The records that follow are to be transcribed in full, without their images.
——
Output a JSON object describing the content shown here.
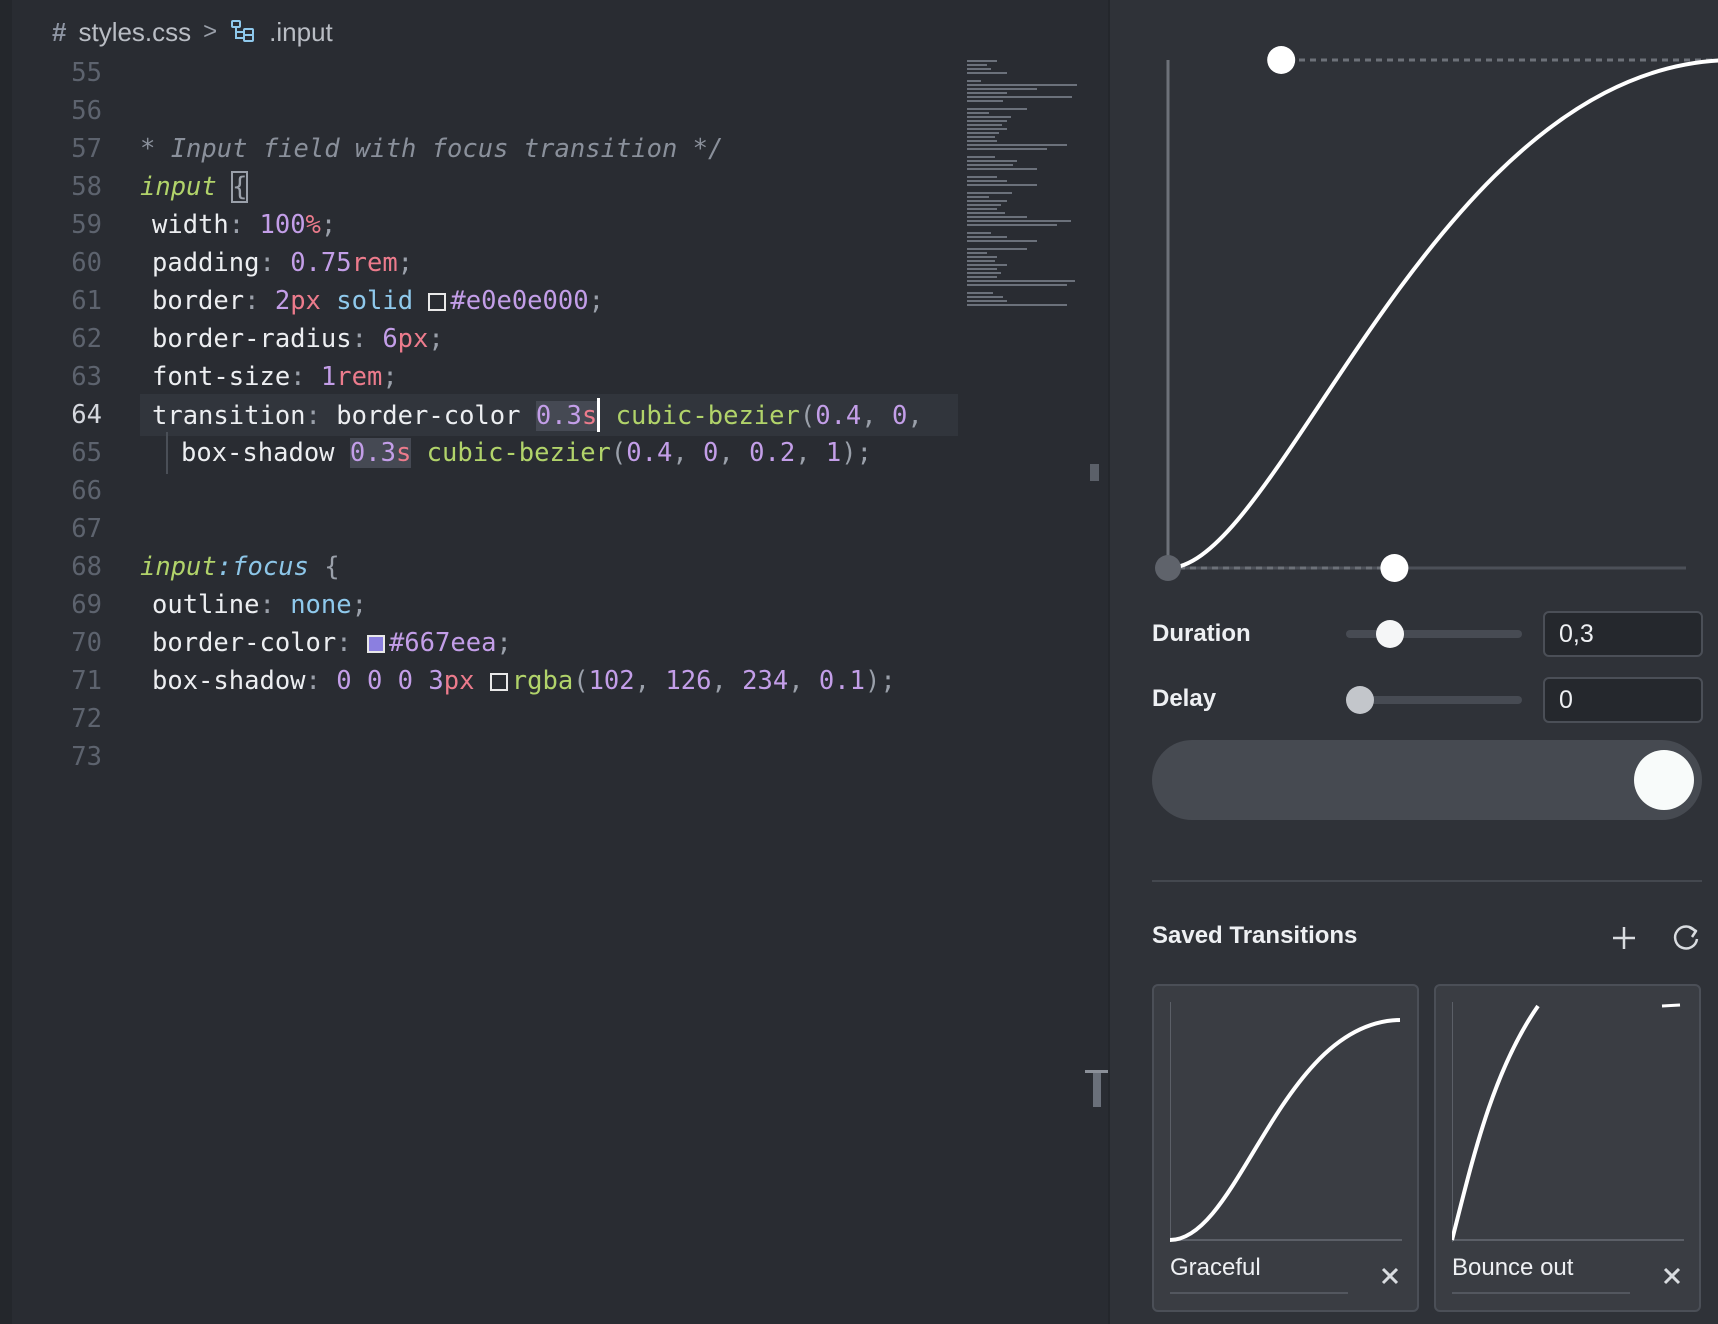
{
  "breadcrumb": {
    "file_icon": "#",
    "file": "styles.css",
    "separator": ">",
    "symbol_icon": "selector-icon",
    "symbol": ".input"
  },
  "editor": {
    "active_line": 64,
    "lines": [
      {
        "n": "55",
        "text": ""
      },
      {
        "n": "56",
        "text": ""
      },
      {
        "n": "57",
        "text": "* Input field with focus transition */"
      },
      {
        "n": "58",
        "text": "input {"
      },
      {
        "n": "59",
        "text": "width: 100%;"
      },
      {
        "n": "60",
        "text": "padding: 0.75rem;"
      },
      {
        "n": "61",
        "text": "border: 2px solid #e0e0e000;"
      },
      {
        "n": "62",
        "text": "border-radius: 6px;"
      },
      {
        "n": "63",
        "text": "font-size: 1rem;"
      },
      {
        "n": "64",
        "text": "transition: border-color 0.3s cubic-bezier(0.4, 0,"
      },
      {
        "n": "65",
        "text": "box-shadow 0.3s cubic-bezier(0.4, 0, 0.2, 1);"
      },
      {
        "n": "66",
        "text": ""
      },
      {
        "n": "67",
        "text": ""
      },
      {
        "n": "68",
        "text": "input:focus {"
      },
      {
        "n": "69",
        "text": "outline: none;"
      },
      {
        "n": "70",
        "text": "border-color: #667eea;"
      },
      {
        "n": "71",
        "text": "box-shadow: 0 0 0 3px rgba(102, 126, 234, 0.1);"
      },
      {
        "n": "72",
        "text": ""
      },
      {
        "n": "73",
        "text": ""
      }
    ],
    "swatch_colors": {
      "border": "#e0e0e0",
      "focus": "#667eea",
      "shadow": "#ffffff"
    }
  },
  "curve": {
    "control_points": [
      0.4,
      0,
      0.2,
      1
    ],
    "colors": {
      "curve": "#ffffff",
      "handle": "#ffffff",
      "endpoint": "#5f636b",
      "guide": "#6d7179"
    }
  },
  "controls": {
    "duration": {
      "label": "Duration",
      "value": "0,3",
      "slider_fraction": 0.2
    },
    "delay": {
      "label": "Delay",
      "value": "0",
      "slider_fraction": 0.0
    }
  },
  "preview": {
    "progress": 1.0
  },
  "saved": {
    "title": "Saved Transitions",
    "add_icon": "plus-icon",
    "reset_icon": "refresh-icon",
    "items": [
      {
        "name": "Graceful",
        "close_icon": "close-icon"
      },
      {
        "name": "Bounce out",
        "close_icon": "close-icon"
      }
    ]
  }
}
——
→ **Reply to the exercise**
Output a JSON object describing the content shown here.
{
  "breadcrumb": {
    "file_icon": "#",
    "file": "styles.css",
    "separator": ">",
    "symbol_icon": "selector-icon",
    "symbol": ".input"
  },
  "editor": {
    "active_line": 64,
    "lines": [
      {
        "n": "55",
        "text": ""
      },
      {
        "n": "56",
        "text": ""
      },
      {
        "n": "57",
        "text": "* Input field with focus transition */"
      },
      {
        "n": "58",
        "text": "input {"
      },
      {
        "n": "59",
        "text": "width: 100%;"
      },
      {
        "n": "60",
        "text": "padding: 0.75rem;"
      },
      {
        "n": "61",
        "text": "border: 2px solid #e0e0e000;"
      },
      {
        "n": "62",
        "text": "border-radius: 6px;"
      },
      {
        "n": "63",
        "text": "font-size: 1rem;"
      },
      {
        "n": "64",
        "text": "transition: border-color 0.3s cubic-bezier(0.4, 0,"
      },
      {
        "n": "65",
        "text": "box-shadow 0.3s cubic-bezier(0.4, 0, 0.2, 1);"
      },
      {
        "n": "66",
        "text": ""
      },
      {
        "n": "67",
        "text": ""
      },
      {
        "n": "68",
        "text": "input:focus {"
      },
      {
        "n": "69",
        "text": "outline: none;"
      },
      {
        "n": "70",
        "text": "border-color: #667eea;"
      },
      {
        "n": "71",
        "text": "box-shadow: 0 0 0 3px rgba(102, 126, 234, 0.1);"
      },
      {
        "n": "72",
        "text": ""
      },
      {
        "n": "73",
        "text": ""
      }
    ],
    "swatch_colors": {
      "border": "#e0e0e0",
      "focus": "#667eea",
      "shadow": "#ffffff"
    }
  },
  "curve": {
    "control_points": [
      0.4,
      0,
      0.2,
      1
    ],
    "colors": {
      "curve": "#ffffff",
      "handle": "#ffffff",
      "endpoint": "#5f636b",
      "guide": "#6d7179"
    }
  },
  "controls": {
    "duration": {
      "label": "Duration",
      "value": "0,3",
      "slider_fraction": 0.2
    },
    "delay": {
      "label": "Delay",
      "value": "0",
      "slider_fraction": 0.0
    }
  },
  "preview": {
    "progress": 1.0
  },
  "saved": {
    "title": "Saved Transitions",
    "add_icon": "plus-icon",
    "reset_icon": "refresh-icon",
    "items": [
      {
        "name": "Graceful",
        "close_icon": "close-icon"
      },
      {
        "name": "Bounce out",
        "close_icon": "close-icon"
      }
    ]
  }
}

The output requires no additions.